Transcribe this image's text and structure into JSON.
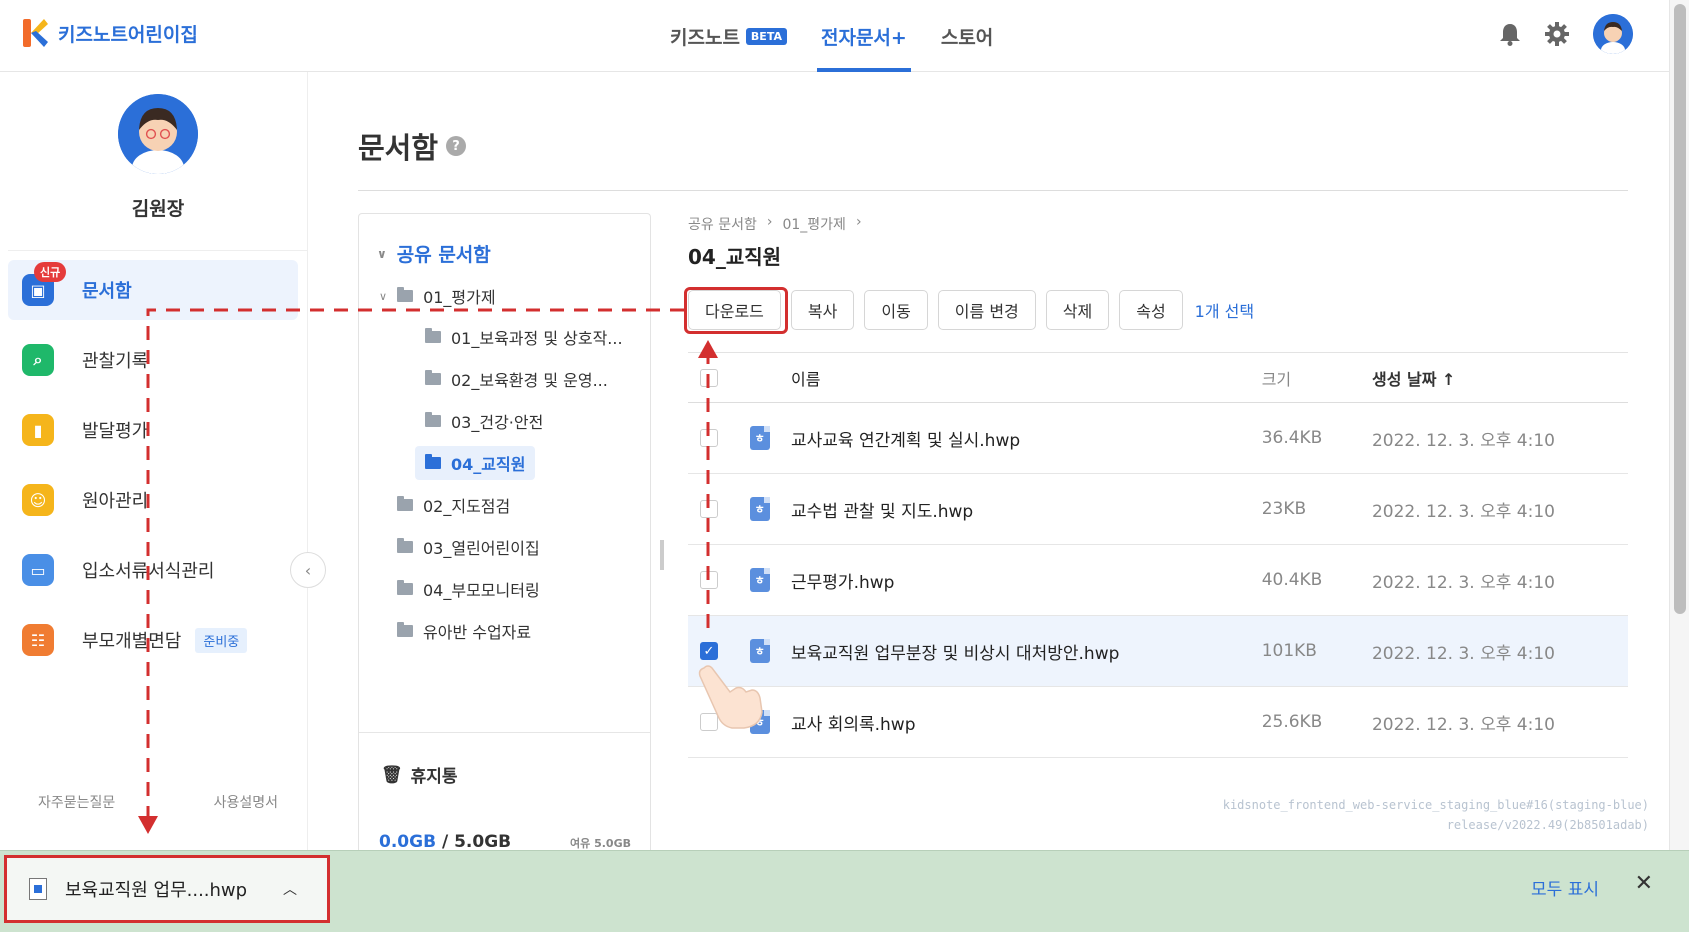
{
  "header": {
    "brand": "키즈노트어린이집",
    "nav": [
      {
        "label": "키즈노트",
        "badge": "BETA"
      },
      {
        "label": "전자문서+"
      },
      {
        "label": "스토어"
      }
    ]
  },
  "sidebar": {
    "user_name": "김원장",
    "new_badge": "신규",
    "items": [
      {
        "label": "문서함",
        "icon": "document-box-icon",
        "color": "#2b6fd8"
      },
      {
        "label": "관찰기록",
        "icon": "magnifier-icon",
        "color": "#1fb86a"
      },
      {
        "label": "발달평가",
        "icon": "bar-chart-icon",
        "color": "#f5b51b"
      },
      {
        "label": "원아관리",
        "icon": "children-icon",
        "color": "#f5b51b"
      },
      {
        "label": "입소서류서식관리",
        "icon": "form-icon",
        "color": "#4a8fe6"
      },
      {
        "label": "부모개별면담",
        "icon": "meeting-icon",
        "color": "#f07c32",
        "badge": "준비중"
      }
    ],
    "footer": {
      "faq": "자주묻는질문",
      "manual": "사용설명서"
    }
  },
  "main": {
    "title": "문서함",
    "tree": {
      "root": "공유 문서함",
      "nodes": [
        {
          "label": "01_평가제",
          "level": 1
        },
        {
          "label": "01_보육과정 및 상호작...",
          "level": 2
        },
        {
          "label": "02_보육환경 및 운영...",
          "level": 2
        },
        {
          "label": "03_건강·안전",
          "level": 2
        },
        {
          "label": "04_교직원",
          "level": 2
        },
        {
          "label": "02_지도점검",
          "level": 1
        },
        {
          "label": "03_열린어린이집",
          "level": 1
        },
        {
          "label": "04_부모모니터링",
          "level": 1
        },
        {
          "label": "유아반 수업자료",
          "level": 1
        }
      ],
      "trash": "휴지통",
      "storage_used": "0.0GB",
      "storage_total": " / 5.0GB",
      "storage_free": "여유 5.0GB"
    },
    "breadcrumb": [
      "공유 문서함",
      "01_평가제"
    ],
    "folder_title": "04_교직원",
    "toolbar": {
      "download": "다운로드",
      "copy": "복사",
      "move": "이동",
      "rename": "이름 변경",
      "delete": "삭제",
      "properties": "속성",
      "selection": "1개 선택"
    },
    "columns": {
      "name": "이름",
      "size": "크기",
      "date": "생성 날짜 ↑"
    },
    "files": [
      {
        "name": "교사교육 연간계획 및 실시.hwp",
        "size": "36.4KB",
        "date": "2022. 12. 3. 오후 4:10",
        "checked": false
      },
      {
        "name": "교수법 관찰 및 지도.hwp",
        "size": "23KB",
        "date": "2022. 12. 3. 오후 4:10",
        "checked": false
      },
      {
        "name": "근무평가.hwp",
        "size": "40.4KB",
        "date": "2022. 12. 3. 오후 4:10",
        "checked": false
      },
      {
        "name": "보육교직원 업무분장 및 비상시 대처방안.hwp",
        "size": "101KB",
        "date": "2022. 12. 3. 오후 4:10",
        "checked": true
      },
      {
        "name": "교사 회의록.hwp",
        "size": "25.6KB",
        "date": "2022. 12. 3. 오후 4:10",
        "checked": false
      }
    ],
    "version_line1": "kidsnote_frontend_web-service_staging_blue#16(staging-blue)",
    "version_line2": "release/v2022.49(2b8501adab)"
  },
  "download_bar": {
    "file": "보육교직원 업무....hwp",
    "show_all": "모두 표시",
    "close": "✕"
  }
}
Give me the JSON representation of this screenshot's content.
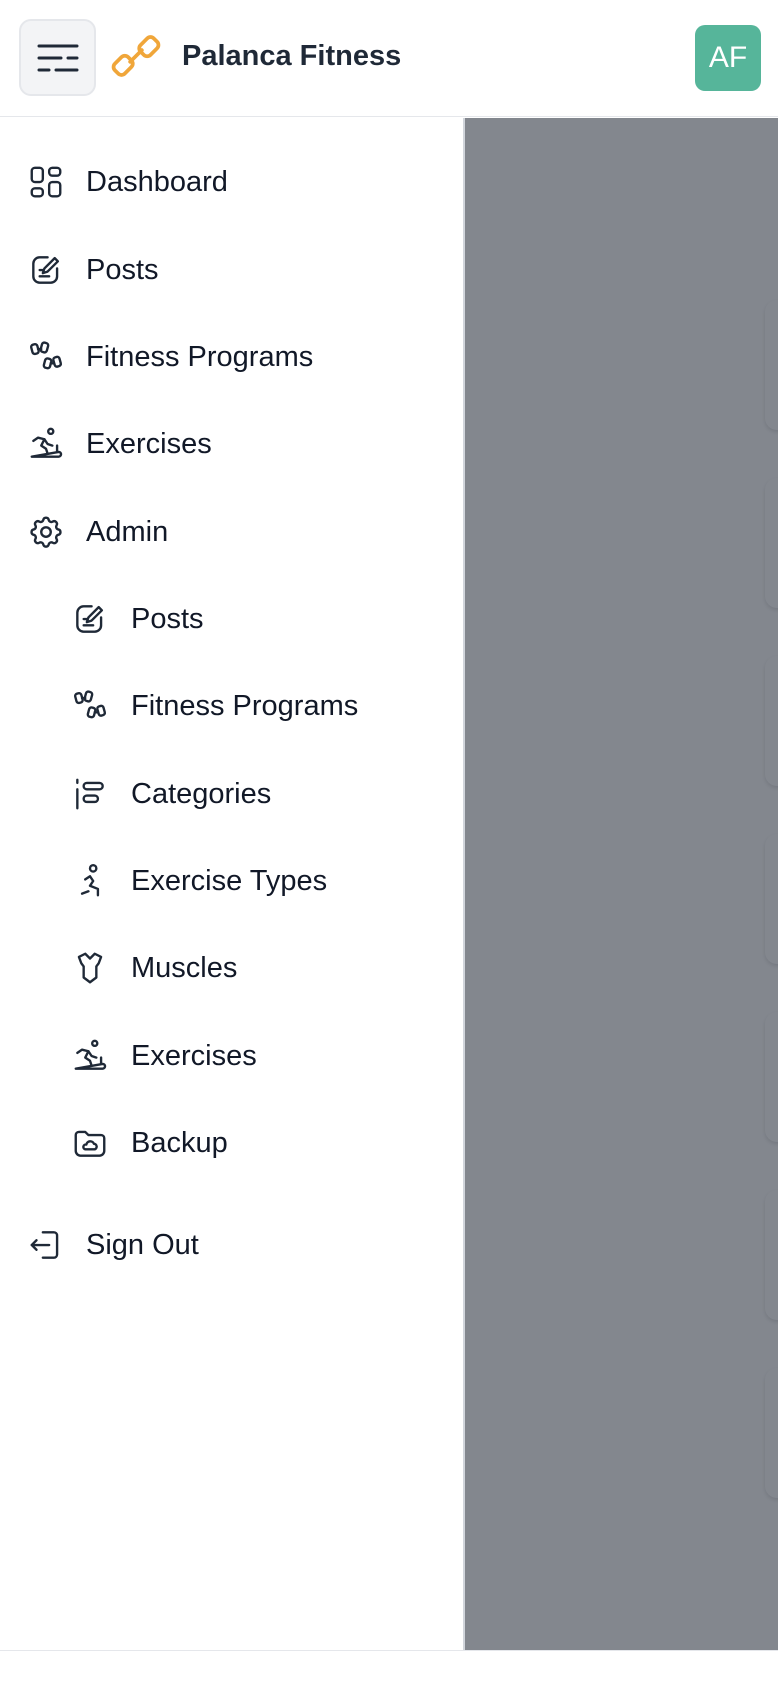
{
  "app": {
    "title": "Palanca Fitness",
    "avatar_initials": "AF",
    "accent_color": "#f0a63a",
    "avatar_color": "#56b59a",
    "menu_icon": "menu-icon",
    "logo_icon": "dumbbell-logo-icon"
  },
  "drawer": {
    "top_items": [
      {
        "label": "Dashboard",
        "icon": "dashboard-icon"
      },
      {
        "label": "Posts",
        "icon": "edit-note-icon"
      },
      {
        "label": "Fitness Programs",
        "icon": "dumbbells-icon"
      },
      {
        "label": "Exercises",
        "icon": "treadmill-icon"
      },
      {
        "label": "Admin",
        "icon": "gear-icon"
      }
    ],
    "admin_items": [
      {
        "label": "Posts",
        "icon": "edit-note-icon"
      },
      {
        "label": "Fitness Programs",
        "icon": "dumbbells-icon"
      },
      {
        "label": "Categories",
        "icon": "align-left-icon"
      },
      {
        "label": "Exercise Types",
        "icon": "stretching-icon"
      },
      {
        "label": "Muscles",
        "icon": "shirt-icon"
      },
      {
        "label": "Exercises",
        "icon": "treadmill-icon"
      },
      {
        "label": "Backup",
        "icon": "folder-cloud-icon"
      }
    ],
    "sign_out": {
      "label": "Sign Out",
      "icon": "logout-icon"
    }
  },
  "background_cards": [
    {
      "icon": "edit-note-icon"
    },
    {
      "icon": "dumbbells-icon"
    },
    {
      "icon": "align-left-icon"
    },
    {
      "icon": "stretching-icon"
    },
    {
      "icon": "shirt-icon"
    },
    {
      "icon": "treadmill-icon"
    },
    {
      "icon": "folder-cloud-icon"
    }
  ]
}
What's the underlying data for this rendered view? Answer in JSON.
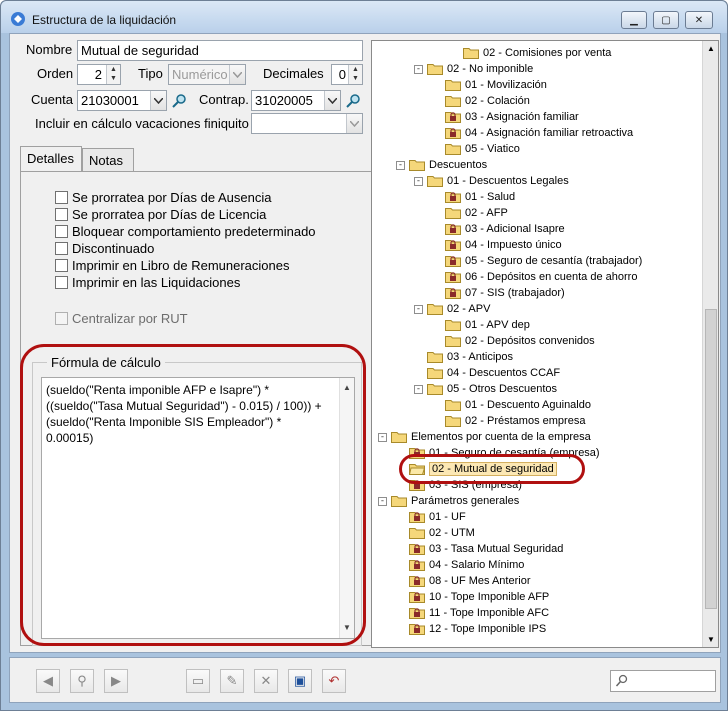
{
  "window": {
    "title": "Estructura de la liquidación",
    "controls": [
      "minimize",
      "maximize",
      "close"
    ]
  },
  "form": {
    "nombre_label": "Nombre",
    "nombre_value": "Mutual de seguridad",
    "orden_label": "Orden",
    "orden_value": "2",
    "tipo_label": "Tipo",
    "tipo_value": "Numérico",
    "decimales_label": "Decimales",
    "decimales_value": "0",
    "cuenta_label": "Cuenta",
    "cuenta_value": "21030001",
    "contrap_label": "Contrap.",
    "contrap_value": "31020005",
    "vacaciones_label": "Incluir en cálculo vacaciones finiquito",
    "vacaciones_value": ""
  },
  "tabs": [
    "Detalles",
    "Notas"
  ],
  "checkboxes": [
    "Se prorratea por Días de Ausencia",
    "Se prorratea por Días de Licencia",
    "Bloquear comportamiento predeterminado",
    "Discontinuado",
    "Imprimir en Libro de Remuneraciones",
    "Imprimir en las Liquidaciones"
  ],
  "centralizar_label": "Centralizar por RUT",
  "formula": {
    "legend": "Fórmula de cálculo",
    "text": "(sueldo(\"Renta imponible AFP e Isapre\") *\n((sueldo(\"Tasa Mutual Seguridad\") - 0.015) / 100)) +\n(sueldo(\"Renta Imponible SIS Empleador\") *\n0.00015)"
  },
  "tree": [
    {
      "label": "02 - Comisiones por venta",
      "level": 4,
      "icon": "folder"
    },
    {
      "label": "02 - No imponible",
      "level": 2,
      "icon": "folder",
      "expander": "-"
    },
    {
      "label": "01 - Movilización",
      "level": 3,
      "icon": "folder"
    },
    {
      "label": "02 - Colación",
      "level": 3,
      "icon": "folder"
    },
    {
      "label": "03 - Asignación familiar",
      "level": 3,
      "icon": "locked-folder"
    },
    {
      "label": "04 - Asignación familiar retroactiva",
      "level": 3,
      "icon": "locked-folder"
    },
    {
      "label": "05 - Viatico",
      "level": 3,
      "icon": "folder"
    },
    {
      "label": "Descuentos",
      "level": 1,
      "icon": "folder",
      "expander": "-"
    },
    {
      "label": "01 - Descuentos Legales",
      "level": 2,
      "icon": "folder",
      "expander": "-"
    },
    {
      "label": "01 - Salud",
      "level": 3,
      "icon": "locked-folder"
    },
    {
      "label": "02 - AFP",
      "level": 3,
      "icon": "folder"
    },
    {
      "label": "03 - Adicional Isapre",
      "level": 3,
      "icon": "locked-folder"
    },
    {
      "label": "04 - Impuesto único",
      "level": 3,
      "icon": "locked-folder"
    },
    {
      "label": "05 - Seguro de cesantía (trabajador)",
      "level": 3,
      "icon": "locked-folder"
    },
    {
      "label": "06 - Depósitos en cuenta de ahorro",
      "level": 3,
      "icon": "locked-folder"
    },
    {
      "label": "07 - SIS (trabajador)",
      "level": 3,
      "icon": "locked-folder"
    },
    {
      "label": "02 - APV",
      "level": 2,
      "icon": "folder",
      "expander": "-"
    },
    {
      "label": "01 - APV dep",
      "level": 3,
      "icon": "folder"
    },
    {
      "label": "02 - Depósitos convenidos",
      "level": 3,
      "icon": "folder"
    },
    {
      "label": "03 - Anticipos",
      "level": 2,
      "icon": "folder"
    },
    {
      "label": "04 - Descuentos CCAF",
      "level": 2,
      "icon": "folder"
    },
    {
      "label": "05 - Otros Descuentos",
      "level": 2,
      "icon": "folder",
      "expander": "-"
    },
    {
      "label": "01 - Descuento Aguinaldo",
      "level": 3,
      "icon": "folder"
    },
    {
      "label": "02 - Préstamos empresa",
      "level": 3,
      "icon": "folder"
    },
    {
      "label": "Elementos por cuenta de la empresa",
      "level": 0,
      "icon": "folder",
      "expander": "-"
    },
    {
      "label": "01 - Seguro de cesantía (empresa)",
      "level": 1,
      "icon": "locked-folder"
    },
    {
      "label": "02 - Mutual de seguridad",
      "level": 1,
      "icon": "open-folder",
      "selected": true
    },
    {
      "label": "03 - SIS (empresa)",
      "level": 1,
      "icon": "locked-folder"
    },
    {
      "label": "Parámetros generales",
      "level": 0,
      "icon": "folder",
      "expander": "-"
    },
    {
      "label": "01 - UF",
      "level": 1,
      "icon": "locked-folder"
    },
    {
      "label": "02 - UTM",
      "level": 1,
      "icon": "folder"
    },
    {
      "label": "03 - Tasa Mutual Seguridad",
      "level": 1,
      "icon": "locked-folder"
    },
    {
      "label": "04 - Salario Mínimo",
      "level": 1,
      "icon": "locked-folder"
    },
    {
      "label": "08 - UF Mes Anterior",
      "level": 1,
      "icon": "locked-folder"
    },
    {
      "label": "10 - Tope Imponible AFP",
      "level": 1,
      "icon": "locked-folder"
    },
    {
      "label": "11 - Tope Imponible AFC",
      "level": 1,
      "icon": "locked-folder"
    },
    {
      "label": "12 - Tope Imponible IPS",
      "level": 1,
      "icon": "locked-folder"
    }
  ],
  "toolbar": [
    "prev-icon",
    "binoculars-icon",
    "next-icon",
    "new-icon",
    "edit-icon",
    "delete-icon",
    "save-icon",
    "undo-icon"
  ],
  "search": {
    "value": ""
  },
  "colors": {
    "annotation": "#b01010",
    "folder": "#f5d77a",
    "lock": "#8a2a2a"
  }
}
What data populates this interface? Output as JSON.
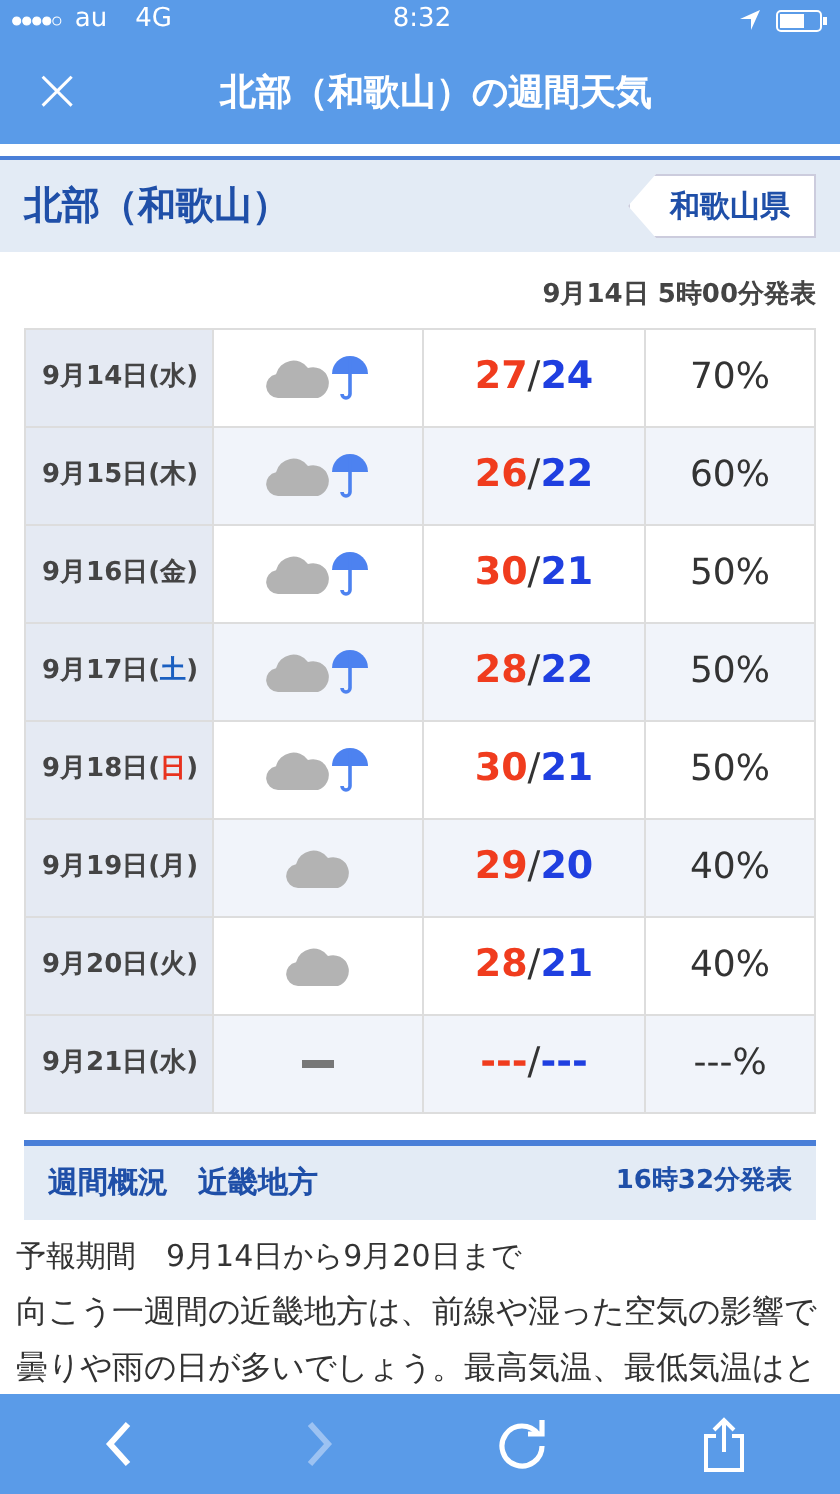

Stated goal ::
Look through the records and count each line that holds "Días". Write only the total.

Solution to this exercise ::
2